◆ **WHAT IS NEEDED**
In the material below, copy out word for word the stretch that begins with the line containing "thumbnail-image: [971, 1041, 1091, 1197]" and ends with the line containing "prev-slide-button[interactable]: [51, 539, 97, 585]", including both of those lines.

** begin INPUT DATA **

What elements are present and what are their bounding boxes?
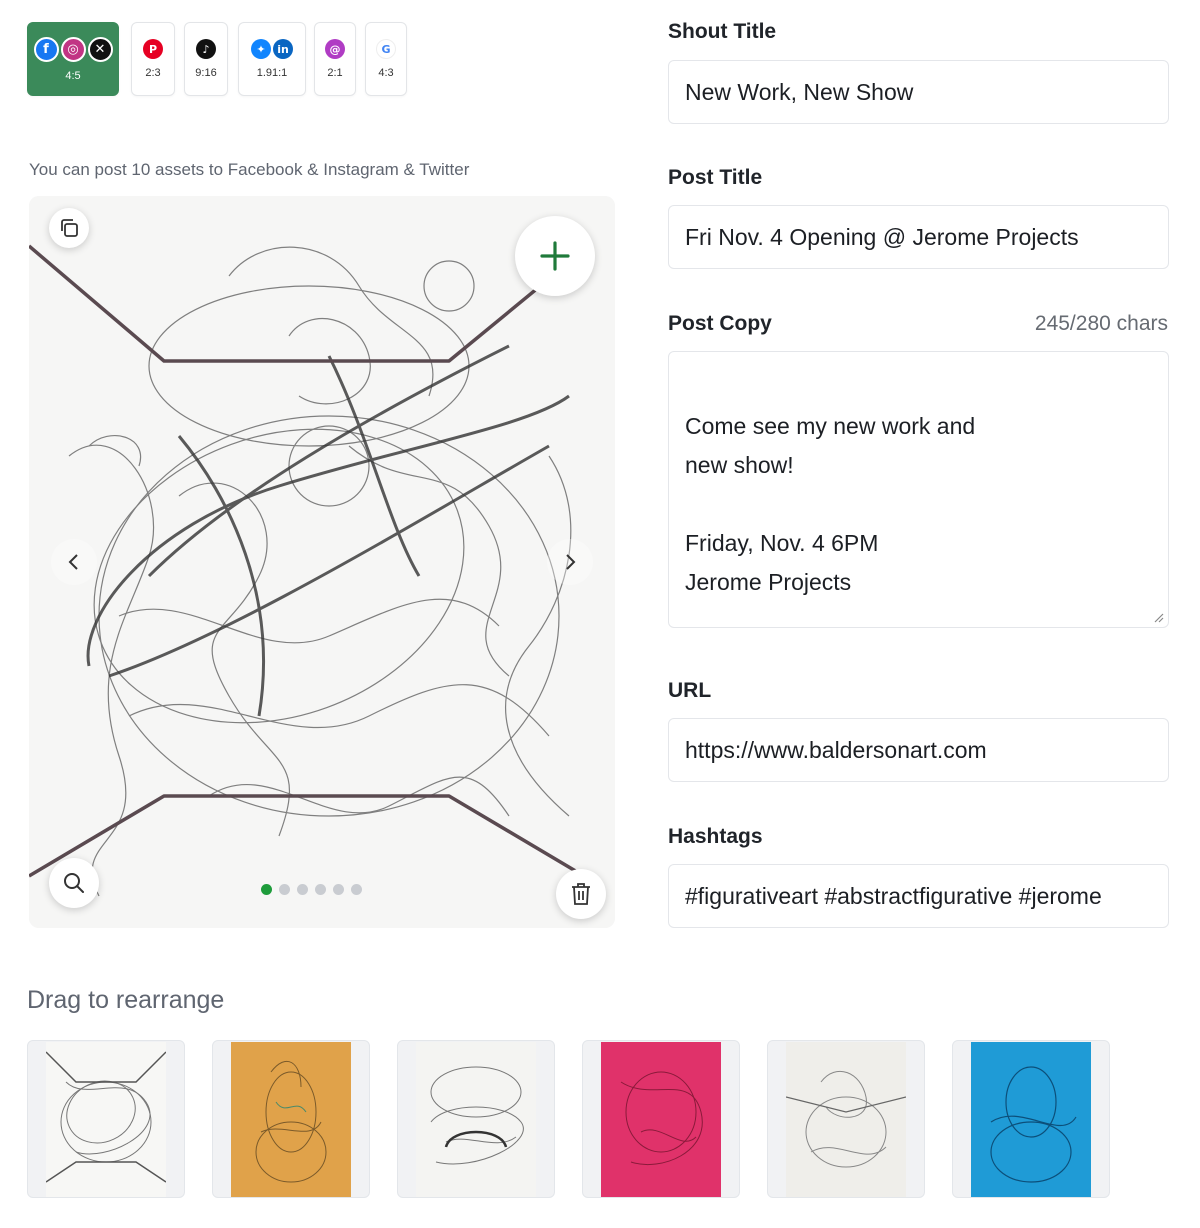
thumbnail-image: [971, 1041, 1091, 1197]
hashtags-input[interactable]: #figurativeart #abstractfigurative #jero…: [668, 864, 1169, 928]
post-title-label: Post Title: [668, 166, 763, 189]
ratio-icons: f ◎ ✕: [33, 36, 113, 62]
asset-thumbnail[interactable]: [397, 1040, 555, 1198]
facebook-icon: f: [33, 36, 59, 62]
copy-icon: [61, 219, 78, 237]
ratio-label: 4:5: [65, 69, 81, 82]
url-label: URL: [668, 679, 712, 702]
tiktok-icon: ♪: [196, 39, 216, 59]
shout-title-label: Shout Title: [668, 20, 777, 43]
thumbnail-image: [416, 1041, 536, 1197]
zoom-button[interactable]: [49, 858, 99, 908]
prev-slide-button[interactable]: [51, 539, 97, 585]
delete-asset-button[interactable]: [556, 869, 606, 919]
trash-icon: [572, 883, 590, 905]
add-asset-button[interactable]: [515, 216, 595, 296]
thumbnail-image: [786, 1041, 906, 1197]
slide-dot[interactable]: [315, 884, 326, 895]
ratio-label: 9:16: [195, 67, 217, 79]
threads-icon: @: [325, 39, 345, 59]
asset-thumbnail[interactable]: [582, 1040, 740, 1198]
shout-title-input[interactable]: New Work, New Show: [668, 60, 1169, 124]
url-input[interactable]: https://www.baldersonart.com: [668, 718, 1169, 782]
resize-handle-icon[interactable]: [1152, 611, 1164, 623]
asset-thumbnail[interactable]: [952, 1040, 1110, 1198]
post-title-input[interactable]: Fri Nov. 4 Opening @ Jerome Projects: [668, 205, 1169, 269]
instagram-icon: ◎: [60, 36, 86, 62]
ratio-9-16-button[interactable]: ♪ 9:16: [184, 22, 228, 96]
thumbnail-image: [231, 1041, 351, 1197]
chevron-right-icon: [566, 554, 576, 570]
next-slide-button[interactable]: [547, 539, 593, 585]
chevron-left-icon: [68, 554, 78, 570]
asset-preview-carousel: [29, 196, 615, 928]
ratio-label: 2:1: [327, 67, 343, 79]
post-copy-text: Come see my new work and new show! Frida…: [685, 413, 976, 595]
duplicate-button[interactable]: [49, 208, 89, 248]
ratio-4-3-button[interactable]: G 4:3: [365, 22, 407, 96]
search-icon: [64, 873, 84, 893]
ratio-label: 1.91:1: [256, 67, 288, 79]
slide-dot[interactable]: [297, 884, 308, 895]
hashtags-label: Hashtags: [668, 825, 763, 848]
slide-dot[interactable]: [279, 884, 290, 895]
asset-thumbnail[interactable]: [767, 1040, 925, 1198]
ratio-2-1-button[interactable]: @ 2:1: [314, 22, 356, 96]
slide-dot[interactable]: [333, 884, 344, 895]
char-count: 245/280 chars: [1034, 312, 1168, 335]
thumbnail-image: [46, 1041, 166, 1197]
thumbnail-strip: [27, 1040, 1110, 1198]
asset-thumbnail[interactable]: [212, 1040, 370, 1198]
slide-dot[interactable]: [261, 884, 272, 895]
ratio-1-91-1-button[interactable]: ✦ in 1.91:1: [238, 22, 306, 96]
ratio-2-3-button[interactable]: P 2:3: [131, 22, 175, 96]
bluesky-icon: ✦: [251, 39, 271, 59]
google-icon: G: [376, 39, 396, 59]
x-icon: ✕: [87, 36, 113, 62]
ratio-icons: ✦ in: [251, 39, 293, 59]
ratio-label: 4:3: [378, 67, 394, 79]
artwork-image: [29, 196, 615, 928]
plus-icon: [540, 241, 570, 271]
asset-thumbnail[interactable]: [27, 1040, 185, 1198]
post-copy-textarea[interactable]: Come see my new work and new show! Frida…: [668, 351, 1169, 628]
post-copy-label: Post Copy: [668, 312, 772, 335]
ratio-4-5-button[interactable]: f ◎ ✕ 4:5: [27, 22, 119, 96]
drag-rearrange-label: Drag to rearrange: [27, 986, 225, 1014]
ratio-label: 2:3: [145, 67, 161, 79]
aspect-ratio-selector: f ◎ ✕ 4:5 P 2:3 ♪ 9:16 ✦ in 1.91:1 @ 2:1…: [27, 22, 407, 96]
linkedin-icon: in: [273, 39, 293, 59]
slide-dot[interactable]: [351, 884, 362, 895]
pinterest-icon: P: [143, 39, 163, 59]
platform-helper-text: You can post 10 assets to Facebook & Ins…: [29, 160, 470, 179]
thumbnail-image: [601, 1041, 721, 1197]
slide-indicator: [261, 884, 362, 895]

** end INPUT DATA **

◆ **ANSWER TO THE EXERCISE**
thumbnail-image: [971, 1041, 1091, 1197]
hashtags-input[interactable]: #figurativeart #abstractfigurative #jero…: [668, 864, 1169, 928]
post-title-label: Post Title: [668, 166, 763, 189]
ratio-icons: f ◎ ✕: [33, 36, 113, 62]
asset-thumbnail[interactable]: [397, 1040, 555, 1198]
facebook-icon: f: [33, 36, 59, 62]
copy-icon: [61, 219, 78, 237]
ratio-label: 4:5: [65, 69, 81, 82]
url-label: URL: [668, 679, 712, 702]
tiktok-icon: ♪: [196, 39, 216, 59]
shout-title-label: Shout Title: [668, 20, 777, 43]
thumbnail-image: [416, 1041, 536, 1197]
zoom-button[interactable]: [49, 858, 99, 908]
prev-slide-button[interactable]: [51, 539, 97, 585]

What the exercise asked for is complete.